■ **INSTRUCTION**
Select each line where the word "true" appears.
◇ ◇ ◇ ◇ ◇ ◇ ◇
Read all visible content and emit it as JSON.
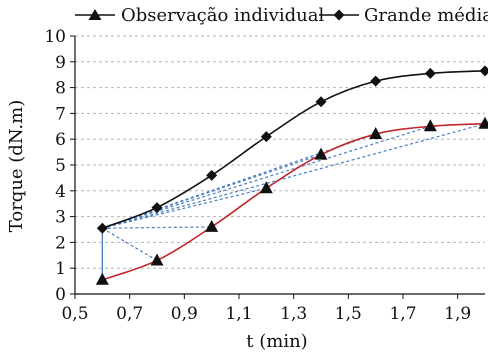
{
  "chart_data": {
    "type": "line",
    "xlabel": "t (min)",
    "ylabel": "Torque  (dN.m)",
    "xlim": [
      0.5,
      2.0
    ],
    "ylim": [
      0,
      10
    ],
    "x_ticks": [
      "0,5",
      "0,7",
      "0,9",
      "1,1",
      "1,3",
      "1,5",
      "1,7",
      "1,9"
    ],
    "x_tick_values": [
      0.5,
      0.7,
      0.9,
      1.1,
      1.3,
      1.5,
      1.7,
      1.9
    ],
    "y_ticks": [
      "0",
      "1",
      "2",
      "3",
      "4",
      "5",
      "6",
      "7",
      "8",
      "9",
      "10"
    ],
    "y_tick_values": [
      0,
      1,
      2,
      3,
      4,
      5,
      6,
      7,
      8,
      9,
      10
    ],
    "grid": {
      "horizontal": true,
      "vertical": false
    },
    "legend_position": "top",
    "series": [
      {
        "name": "Observação individual",
        "marker": "triangle",
        "line_color": "#c0272d",
        "points": [
          [
            0.6,
            0.55
          ],
          [
            0.8,
            1.3
          ],
          [
            1.0,
            2.6
          ],
          [
            1.2,
            4.1
          ],
          [
            1.4,
            5.4
          ],
          [
            1.6,
            6.2
          ],
          [
            1.8,
            6.5
          ],
          [
            2.0,
            6.6
          ]
        ]
      },
      {
        "name": "Grande média",
        "marker": "diamond",
        "line_color": "#111111",
        "points": [
          [
            0.6,
            2.55
          ],
          [
            0.8,
            3.35
          ],
          [
            1.0,
            4.6
          ],
          [
            1.2,
            6.1
          ],
          [
            1.4,
            7.45
          ],
          [
            1.6,
            8.25
          ],
          [
            1.8,
            8.55
          ],
          [
            2.0,
            8.65
          ]
        ]
      }
    ],
    "annotations": {
      "connector_color": "#4a7fc1",
      "origin": [
        0.6,
        2.55
      ],
      "solid_connector_to": [
        0.6,
        0.55
      ],
      "dashed_connectors_to": [
        [
          0.8,
          1.3
        ],
        [
          1.0,
          2.6
        ],
        [
          1.2,
          4.1
        ],
        [
          1.4,
          5.4
        ],
        [
          1.6,
          6.2
        ],
        [
          1.8,
          6.5
        ],
        [
          2.0,
          6.6
        ]
      ]
    }
  }
}
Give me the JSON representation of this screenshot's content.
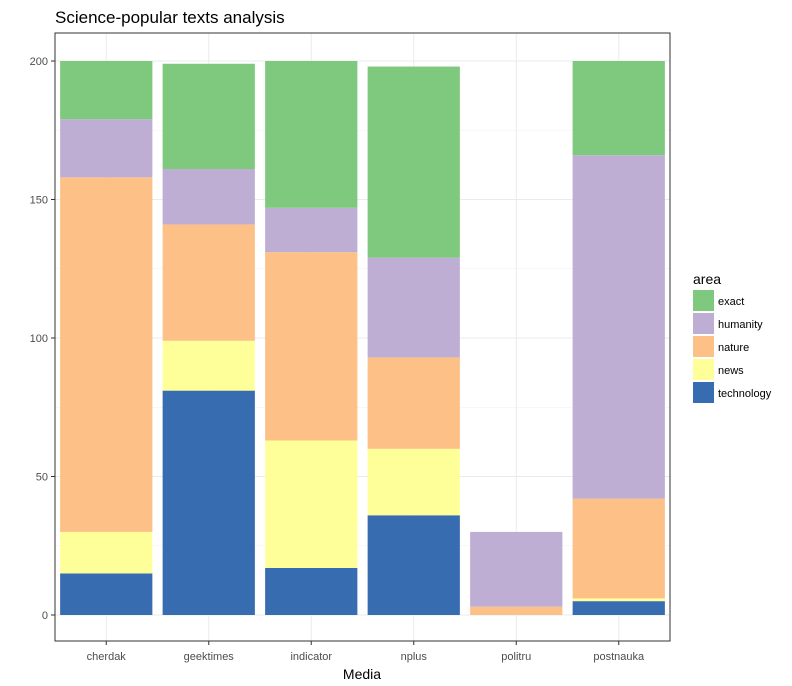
{
  "chart_data": {
    "type": "bar",
    "stacked": true,
    "title": "Science-popular texts analysis",
    "xlabel": "Media",
    "ylabel": "",
    "ylim": [
      0,
      205
    ],
    "yticks": [
      0,
      50,
      100,
      150,
      200
    ],
    "categories": [
      "cherdak",
      "geektimes",
      "indicator",
      "nplus",
      "politru",
      "postnauka"
    ],
    "legend": {
      "title": "area",
      "position": "right"
    },
    "grid": true,
    "series": [
      {
        "name": "technology",
        "color": "#386CB0",
        "values": [
          15,
          81,
          17,
          36,
          0,
          5
        ]
      },
      {
        "name": "news",
        "color": "#FFFF99",
        "values": [
          15,
          18,
          46,
          24,
          0,
          1
        ]
      },
      {
        "name": "nature",
        "color": "#FDC086",
        "values": [
          128,
          42,
          68,
          33,
          3,
          36
        ]
      },
      {
        "name": "humanity",
        "color": "#BEAED4",
        "values": [
          21,
          20,
          16,
          36,
          27,
          124
        ]
      },
      {
        "name": "exact",
        "color": "#7FC97F",
        "values": [
          21,
          38,
          53,
          69,
          0,
          34
        ]
      }
    ]
  }
}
◇ ◇ ◇ ◇ ◇ ◇ ◇
■ **WRITTEN ANSWER**
      "horizontal": true,
    "stacked": true,
    "grid": true,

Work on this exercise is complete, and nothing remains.